**AUFGABENSTELLUNG**
Beantworte anhand des Textes über den Maler Nikolai Taidakov folgende Fragen:
1. Wie lange dauern seine spontanen Malsitzungen typischerweise?
2. In welcher Stadt und in welchem Jahr erwarb er sein Architekturdiplom?
3. Wie viele seiner Werke wurden verkauft?
───── VORLIEGENDER TEXT ─────
NikNik Taidakov
Nikolai Taidakov ist ein in München lebender Maler, der seine künstlerische Praxis durch eine Methode definiert, die er „Assoziative Abstraktion“ nennt. Anstatt einem vorgefassten Plan zu folgen, fängt er in spontanen Sitzungen, die typischerweise zwischen einer und drei Stunden dauern, momentane innere Zustände ein.
Dieser Ansatz beruht auf der Unmittelbarkeit des ersten Augenblicks, in dem Öl auf Leinwand zum Raum für den Betrachter wird, das Bild durch eigene Erinnerungen und emotionale Reaktionen zu vervollständigen. Seine Kompositionen verbinden oft urbane Rhythmen mit inneren Landschaften und spiegeln so eine Hinwendung zu Licht und Authentizität wider.
Taidakovs Werk ist stark von seiner Architekturausbildung in Nowosibirsk geprägt, wo er 1977 sein Diplom erwarb, bevor er 1992 nach Deutschland zog. Dieser Hintergrund bietet ihm eine konstruktive Logik und ein Gefühl für Harmonie, die er nun als Grundlage nutzt, um kreative Freiheit zu erforschen.
Ein zentraler Pfeiler seines Schaffens ist die Serie „Der Weg zum Tempel“, die den Schöpfungsakt selbst als spirituelles Ziel betrachtet. Diese philosophische Linie erforscht die menschliche Reise durch das Chaos der Erfahrung und bewahrt dabei einen disziplinierten Fokus auf innere Prinzipien, während sie gleichzeitig absolute Formfreiheit nutzt.
Mit über siebenhundert verkauften Werken befinden sich seine Gemälde in Privatsammlungen und schmücken Hotelinterieurs in europäischen Metropolen wie Berlin, Brüssel und Antwerpen. Seine jahrzehntelange Karriere umfasst praktische Erfahrung, Lehre und Design und mündete in einer ausgereiften Synthese aus struktureller Präzision und expressiver Lebendigkeit.
───── AUSGANGSDATEN ─────
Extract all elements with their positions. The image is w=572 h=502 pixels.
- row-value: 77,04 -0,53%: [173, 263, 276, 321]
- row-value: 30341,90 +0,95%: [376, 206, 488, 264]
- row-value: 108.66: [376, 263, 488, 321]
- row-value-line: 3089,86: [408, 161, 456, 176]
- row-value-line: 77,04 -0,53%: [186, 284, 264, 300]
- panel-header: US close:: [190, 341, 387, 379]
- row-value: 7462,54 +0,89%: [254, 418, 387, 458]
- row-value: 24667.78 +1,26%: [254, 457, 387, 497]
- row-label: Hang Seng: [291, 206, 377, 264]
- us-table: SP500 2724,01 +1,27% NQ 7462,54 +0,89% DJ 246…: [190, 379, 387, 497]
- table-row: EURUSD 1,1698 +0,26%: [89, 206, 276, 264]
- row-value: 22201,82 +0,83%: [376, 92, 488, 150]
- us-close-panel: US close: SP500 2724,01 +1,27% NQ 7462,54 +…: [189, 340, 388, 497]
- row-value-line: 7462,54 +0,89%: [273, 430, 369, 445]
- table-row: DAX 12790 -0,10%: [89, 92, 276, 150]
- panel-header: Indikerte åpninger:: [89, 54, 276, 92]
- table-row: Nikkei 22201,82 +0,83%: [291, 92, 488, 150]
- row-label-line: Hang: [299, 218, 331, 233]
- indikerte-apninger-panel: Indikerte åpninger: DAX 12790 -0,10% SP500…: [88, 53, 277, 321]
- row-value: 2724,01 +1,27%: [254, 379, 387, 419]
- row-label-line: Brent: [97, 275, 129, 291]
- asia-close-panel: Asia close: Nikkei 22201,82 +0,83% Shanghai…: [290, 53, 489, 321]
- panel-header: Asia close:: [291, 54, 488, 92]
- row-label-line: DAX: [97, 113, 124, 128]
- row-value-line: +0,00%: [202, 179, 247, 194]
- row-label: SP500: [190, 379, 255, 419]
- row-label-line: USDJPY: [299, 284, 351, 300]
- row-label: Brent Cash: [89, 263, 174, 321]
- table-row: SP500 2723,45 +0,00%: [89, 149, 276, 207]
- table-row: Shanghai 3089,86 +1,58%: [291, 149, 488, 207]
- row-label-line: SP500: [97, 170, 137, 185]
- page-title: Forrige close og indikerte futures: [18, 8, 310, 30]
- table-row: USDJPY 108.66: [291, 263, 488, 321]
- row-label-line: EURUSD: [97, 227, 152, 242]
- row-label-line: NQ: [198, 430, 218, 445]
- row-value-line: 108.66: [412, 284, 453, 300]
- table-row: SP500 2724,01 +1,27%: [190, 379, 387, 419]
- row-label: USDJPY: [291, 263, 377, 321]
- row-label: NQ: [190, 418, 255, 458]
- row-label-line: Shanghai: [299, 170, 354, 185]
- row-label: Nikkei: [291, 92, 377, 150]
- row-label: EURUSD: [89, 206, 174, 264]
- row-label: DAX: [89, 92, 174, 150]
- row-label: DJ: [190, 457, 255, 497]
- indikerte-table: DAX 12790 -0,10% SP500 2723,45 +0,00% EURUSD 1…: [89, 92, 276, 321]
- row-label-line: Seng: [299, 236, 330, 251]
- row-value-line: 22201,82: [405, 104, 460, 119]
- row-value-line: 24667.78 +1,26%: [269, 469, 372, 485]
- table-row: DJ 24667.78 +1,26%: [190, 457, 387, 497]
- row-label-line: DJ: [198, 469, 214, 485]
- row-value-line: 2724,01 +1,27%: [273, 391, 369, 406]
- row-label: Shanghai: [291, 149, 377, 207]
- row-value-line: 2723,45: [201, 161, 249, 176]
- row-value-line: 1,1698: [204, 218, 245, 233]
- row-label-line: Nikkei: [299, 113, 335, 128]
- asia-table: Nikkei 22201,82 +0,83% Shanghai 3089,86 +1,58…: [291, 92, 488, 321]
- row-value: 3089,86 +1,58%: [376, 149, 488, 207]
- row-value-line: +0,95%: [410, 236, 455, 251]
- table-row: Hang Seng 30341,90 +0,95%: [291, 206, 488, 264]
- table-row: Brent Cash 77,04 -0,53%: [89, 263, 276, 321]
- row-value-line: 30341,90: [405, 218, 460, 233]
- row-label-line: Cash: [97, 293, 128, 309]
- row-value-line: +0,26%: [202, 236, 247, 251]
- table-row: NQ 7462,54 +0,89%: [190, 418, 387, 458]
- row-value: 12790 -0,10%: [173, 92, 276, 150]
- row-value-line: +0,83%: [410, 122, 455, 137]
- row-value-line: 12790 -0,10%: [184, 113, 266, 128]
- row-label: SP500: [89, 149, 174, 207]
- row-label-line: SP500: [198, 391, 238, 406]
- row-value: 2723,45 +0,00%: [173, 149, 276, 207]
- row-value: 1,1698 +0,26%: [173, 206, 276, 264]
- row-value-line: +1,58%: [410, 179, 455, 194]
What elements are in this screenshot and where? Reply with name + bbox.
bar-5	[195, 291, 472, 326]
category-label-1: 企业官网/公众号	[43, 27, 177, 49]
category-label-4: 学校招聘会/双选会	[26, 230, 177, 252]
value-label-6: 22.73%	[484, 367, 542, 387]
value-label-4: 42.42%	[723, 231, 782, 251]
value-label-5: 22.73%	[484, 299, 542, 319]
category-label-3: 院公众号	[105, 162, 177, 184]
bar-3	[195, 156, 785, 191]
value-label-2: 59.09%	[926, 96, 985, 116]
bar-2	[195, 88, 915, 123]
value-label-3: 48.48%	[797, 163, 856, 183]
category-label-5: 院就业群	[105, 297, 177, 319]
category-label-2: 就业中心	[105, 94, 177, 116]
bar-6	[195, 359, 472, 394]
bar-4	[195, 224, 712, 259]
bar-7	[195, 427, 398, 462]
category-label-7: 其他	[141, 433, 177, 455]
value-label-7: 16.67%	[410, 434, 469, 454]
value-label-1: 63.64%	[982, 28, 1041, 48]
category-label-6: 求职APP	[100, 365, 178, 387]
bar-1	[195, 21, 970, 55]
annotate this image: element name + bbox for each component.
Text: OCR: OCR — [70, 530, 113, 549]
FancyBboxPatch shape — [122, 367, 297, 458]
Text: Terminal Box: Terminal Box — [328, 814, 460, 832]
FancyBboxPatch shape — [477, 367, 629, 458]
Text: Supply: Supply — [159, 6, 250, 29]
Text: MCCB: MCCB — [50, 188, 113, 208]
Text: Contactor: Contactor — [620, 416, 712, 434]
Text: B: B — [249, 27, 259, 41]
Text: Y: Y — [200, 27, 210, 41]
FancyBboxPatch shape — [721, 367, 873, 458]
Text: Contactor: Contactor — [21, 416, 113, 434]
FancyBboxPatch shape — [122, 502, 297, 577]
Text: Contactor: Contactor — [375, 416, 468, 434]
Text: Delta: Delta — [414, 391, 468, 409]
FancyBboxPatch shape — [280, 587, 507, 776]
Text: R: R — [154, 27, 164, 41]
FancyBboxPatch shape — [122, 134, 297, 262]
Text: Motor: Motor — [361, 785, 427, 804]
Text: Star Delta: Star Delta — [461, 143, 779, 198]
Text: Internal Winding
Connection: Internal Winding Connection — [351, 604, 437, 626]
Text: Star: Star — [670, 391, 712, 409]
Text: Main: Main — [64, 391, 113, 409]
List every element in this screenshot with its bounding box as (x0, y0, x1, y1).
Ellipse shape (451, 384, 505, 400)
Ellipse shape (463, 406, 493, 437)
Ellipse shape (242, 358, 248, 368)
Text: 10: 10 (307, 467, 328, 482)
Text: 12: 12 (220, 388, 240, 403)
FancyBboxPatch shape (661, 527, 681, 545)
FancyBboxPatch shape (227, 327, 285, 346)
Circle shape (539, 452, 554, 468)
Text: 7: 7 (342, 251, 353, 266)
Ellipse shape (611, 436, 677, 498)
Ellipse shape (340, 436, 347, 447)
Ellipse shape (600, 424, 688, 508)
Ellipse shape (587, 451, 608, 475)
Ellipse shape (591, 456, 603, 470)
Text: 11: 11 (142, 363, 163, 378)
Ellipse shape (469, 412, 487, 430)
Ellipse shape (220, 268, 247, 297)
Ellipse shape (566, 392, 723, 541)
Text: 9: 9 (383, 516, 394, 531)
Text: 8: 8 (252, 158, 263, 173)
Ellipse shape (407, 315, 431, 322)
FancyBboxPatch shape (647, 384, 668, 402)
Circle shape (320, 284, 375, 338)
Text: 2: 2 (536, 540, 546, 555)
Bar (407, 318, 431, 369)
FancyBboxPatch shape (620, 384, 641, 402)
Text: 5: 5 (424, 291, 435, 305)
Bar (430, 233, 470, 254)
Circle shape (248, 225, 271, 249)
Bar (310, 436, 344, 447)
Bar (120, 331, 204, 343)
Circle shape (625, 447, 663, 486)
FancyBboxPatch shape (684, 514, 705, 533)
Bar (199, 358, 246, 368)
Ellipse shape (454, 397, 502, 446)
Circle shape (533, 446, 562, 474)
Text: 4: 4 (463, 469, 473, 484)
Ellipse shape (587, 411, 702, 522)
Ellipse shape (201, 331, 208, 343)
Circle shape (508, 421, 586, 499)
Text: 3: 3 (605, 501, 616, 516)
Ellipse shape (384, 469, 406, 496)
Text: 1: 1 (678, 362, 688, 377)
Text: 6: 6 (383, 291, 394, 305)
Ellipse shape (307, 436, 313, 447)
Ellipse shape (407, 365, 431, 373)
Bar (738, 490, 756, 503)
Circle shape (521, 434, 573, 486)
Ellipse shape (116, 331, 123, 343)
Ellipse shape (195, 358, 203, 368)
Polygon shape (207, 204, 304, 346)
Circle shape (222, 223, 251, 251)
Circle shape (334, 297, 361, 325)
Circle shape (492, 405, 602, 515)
─────
**LÖSUNG**
1. Zwischen einer und drei Stunden.
2. In Nowosibirsk, im Jahr 1977.
3. Über siebenhundert.